Dataset excerpt
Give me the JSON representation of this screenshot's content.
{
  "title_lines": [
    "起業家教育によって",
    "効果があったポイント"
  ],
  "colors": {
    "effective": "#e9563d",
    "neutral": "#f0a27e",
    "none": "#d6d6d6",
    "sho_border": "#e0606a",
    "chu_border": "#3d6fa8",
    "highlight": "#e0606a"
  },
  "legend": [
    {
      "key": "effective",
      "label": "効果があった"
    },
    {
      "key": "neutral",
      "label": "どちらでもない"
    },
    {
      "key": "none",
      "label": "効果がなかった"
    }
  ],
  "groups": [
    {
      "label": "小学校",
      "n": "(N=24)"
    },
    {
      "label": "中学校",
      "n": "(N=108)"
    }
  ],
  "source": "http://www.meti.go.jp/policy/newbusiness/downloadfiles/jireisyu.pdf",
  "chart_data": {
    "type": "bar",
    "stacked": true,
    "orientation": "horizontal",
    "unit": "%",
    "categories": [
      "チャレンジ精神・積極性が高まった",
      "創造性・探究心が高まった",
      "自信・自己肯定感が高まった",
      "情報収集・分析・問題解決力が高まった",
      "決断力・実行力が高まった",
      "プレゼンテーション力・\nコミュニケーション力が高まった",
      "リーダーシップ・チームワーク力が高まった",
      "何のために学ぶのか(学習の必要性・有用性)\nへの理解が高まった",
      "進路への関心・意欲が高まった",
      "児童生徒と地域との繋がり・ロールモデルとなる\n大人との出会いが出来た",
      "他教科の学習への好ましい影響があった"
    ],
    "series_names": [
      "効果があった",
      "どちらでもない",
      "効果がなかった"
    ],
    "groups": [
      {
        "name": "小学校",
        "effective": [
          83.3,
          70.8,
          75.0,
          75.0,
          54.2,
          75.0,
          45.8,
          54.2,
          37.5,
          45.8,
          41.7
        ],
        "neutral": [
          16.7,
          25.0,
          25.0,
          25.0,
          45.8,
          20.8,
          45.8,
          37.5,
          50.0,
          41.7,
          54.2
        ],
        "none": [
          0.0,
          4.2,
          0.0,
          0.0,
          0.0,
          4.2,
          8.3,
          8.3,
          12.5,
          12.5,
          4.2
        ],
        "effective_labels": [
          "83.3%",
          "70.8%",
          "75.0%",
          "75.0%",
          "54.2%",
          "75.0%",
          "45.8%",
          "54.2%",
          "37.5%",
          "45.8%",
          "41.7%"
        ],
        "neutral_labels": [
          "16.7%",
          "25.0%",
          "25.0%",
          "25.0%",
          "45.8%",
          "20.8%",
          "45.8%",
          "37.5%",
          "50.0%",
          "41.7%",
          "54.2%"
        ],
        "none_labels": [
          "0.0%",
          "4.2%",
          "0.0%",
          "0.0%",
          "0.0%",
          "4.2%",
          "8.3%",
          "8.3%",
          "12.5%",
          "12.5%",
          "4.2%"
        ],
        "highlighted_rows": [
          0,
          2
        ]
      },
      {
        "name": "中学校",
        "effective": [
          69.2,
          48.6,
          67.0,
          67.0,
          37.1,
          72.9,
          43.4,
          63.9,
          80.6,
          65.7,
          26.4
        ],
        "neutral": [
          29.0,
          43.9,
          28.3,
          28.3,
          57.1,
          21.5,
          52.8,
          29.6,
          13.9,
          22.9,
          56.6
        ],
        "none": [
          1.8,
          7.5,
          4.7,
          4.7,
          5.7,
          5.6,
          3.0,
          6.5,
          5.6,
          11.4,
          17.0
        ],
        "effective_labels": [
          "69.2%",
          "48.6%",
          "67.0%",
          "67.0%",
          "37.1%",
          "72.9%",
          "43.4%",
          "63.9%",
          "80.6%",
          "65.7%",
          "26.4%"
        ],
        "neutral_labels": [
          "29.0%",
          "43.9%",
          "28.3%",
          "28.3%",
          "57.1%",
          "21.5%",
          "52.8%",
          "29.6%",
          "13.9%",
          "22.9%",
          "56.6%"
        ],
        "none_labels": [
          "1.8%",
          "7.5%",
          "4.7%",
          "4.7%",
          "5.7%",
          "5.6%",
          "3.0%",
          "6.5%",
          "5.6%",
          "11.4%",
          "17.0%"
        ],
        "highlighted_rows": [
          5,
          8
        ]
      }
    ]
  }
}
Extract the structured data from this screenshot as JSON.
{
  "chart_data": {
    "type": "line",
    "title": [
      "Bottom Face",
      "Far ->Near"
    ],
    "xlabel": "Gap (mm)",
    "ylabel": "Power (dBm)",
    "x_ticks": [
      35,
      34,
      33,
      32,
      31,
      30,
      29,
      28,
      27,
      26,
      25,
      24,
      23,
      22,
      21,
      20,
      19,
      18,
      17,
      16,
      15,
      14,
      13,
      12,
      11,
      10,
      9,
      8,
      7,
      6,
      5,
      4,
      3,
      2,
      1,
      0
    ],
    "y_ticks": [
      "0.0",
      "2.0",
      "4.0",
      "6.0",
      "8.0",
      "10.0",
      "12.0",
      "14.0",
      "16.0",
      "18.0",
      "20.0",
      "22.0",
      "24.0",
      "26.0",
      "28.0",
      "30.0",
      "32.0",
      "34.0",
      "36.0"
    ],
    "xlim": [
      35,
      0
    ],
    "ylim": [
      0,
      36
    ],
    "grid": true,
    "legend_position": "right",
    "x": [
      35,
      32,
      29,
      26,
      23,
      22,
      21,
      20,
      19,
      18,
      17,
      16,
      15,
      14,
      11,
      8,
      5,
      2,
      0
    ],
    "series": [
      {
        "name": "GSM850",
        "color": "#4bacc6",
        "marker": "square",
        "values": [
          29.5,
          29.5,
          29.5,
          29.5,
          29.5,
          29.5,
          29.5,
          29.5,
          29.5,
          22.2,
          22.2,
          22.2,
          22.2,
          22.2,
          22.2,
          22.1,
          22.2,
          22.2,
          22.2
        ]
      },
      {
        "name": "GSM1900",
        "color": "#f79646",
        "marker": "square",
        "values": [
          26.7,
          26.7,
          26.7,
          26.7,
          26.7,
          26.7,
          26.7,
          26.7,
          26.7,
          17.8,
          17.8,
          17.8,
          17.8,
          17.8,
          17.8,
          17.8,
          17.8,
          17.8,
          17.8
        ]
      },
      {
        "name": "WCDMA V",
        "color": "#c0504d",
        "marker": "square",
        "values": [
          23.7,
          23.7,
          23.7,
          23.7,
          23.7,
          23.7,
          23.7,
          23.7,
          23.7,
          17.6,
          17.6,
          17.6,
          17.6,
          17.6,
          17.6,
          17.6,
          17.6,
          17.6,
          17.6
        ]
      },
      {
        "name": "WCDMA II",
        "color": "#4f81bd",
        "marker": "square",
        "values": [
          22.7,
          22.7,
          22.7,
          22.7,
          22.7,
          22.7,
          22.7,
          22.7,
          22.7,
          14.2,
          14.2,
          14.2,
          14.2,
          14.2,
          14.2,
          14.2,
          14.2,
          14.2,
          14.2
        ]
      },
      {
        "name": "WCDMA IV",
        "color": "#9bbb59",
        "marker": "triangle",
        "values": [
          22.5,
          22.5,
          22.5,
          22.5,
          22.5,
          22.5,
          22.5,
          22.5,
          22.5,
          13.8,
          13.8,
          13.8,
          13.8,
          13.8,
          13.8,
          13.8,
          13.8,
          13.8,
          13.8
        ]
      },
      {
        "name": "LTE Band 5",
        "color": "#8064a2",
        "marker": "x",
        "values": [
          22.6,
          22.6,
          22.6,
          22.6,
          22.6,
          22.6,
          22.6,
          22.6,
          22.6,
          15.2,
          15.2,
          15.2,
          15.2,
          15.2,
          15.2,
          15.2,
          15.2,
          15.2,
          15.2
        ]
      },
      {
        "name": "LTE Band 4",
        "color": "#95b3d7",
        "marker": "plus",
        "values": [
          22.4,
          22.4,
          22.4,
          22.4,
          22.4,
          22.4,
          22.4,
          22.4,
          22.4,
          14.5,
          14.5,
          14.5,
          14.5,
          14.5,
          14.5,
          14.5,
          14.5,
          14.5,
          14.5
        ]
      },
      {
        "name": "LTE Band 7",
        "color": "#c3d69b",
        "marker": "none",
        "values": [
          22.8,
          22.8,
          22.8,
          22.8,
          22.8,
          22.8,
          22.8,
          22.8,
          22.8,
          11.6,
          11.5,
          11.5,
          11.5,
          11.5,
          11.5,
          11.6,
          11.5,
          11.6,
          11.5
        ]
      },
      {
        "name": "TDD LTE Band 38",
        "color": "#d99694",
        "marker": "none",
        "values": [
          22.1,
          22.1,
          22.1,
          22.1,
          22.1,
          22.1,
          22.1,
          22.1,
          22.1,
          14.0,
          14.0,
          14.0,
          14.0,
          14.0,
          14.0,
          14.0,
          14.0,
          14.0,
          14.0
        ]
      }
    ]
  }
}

— What the task requires —
Work out how many lines of the data above contain the string "JSON" and give the number alone.

— Answer to the exercise —
2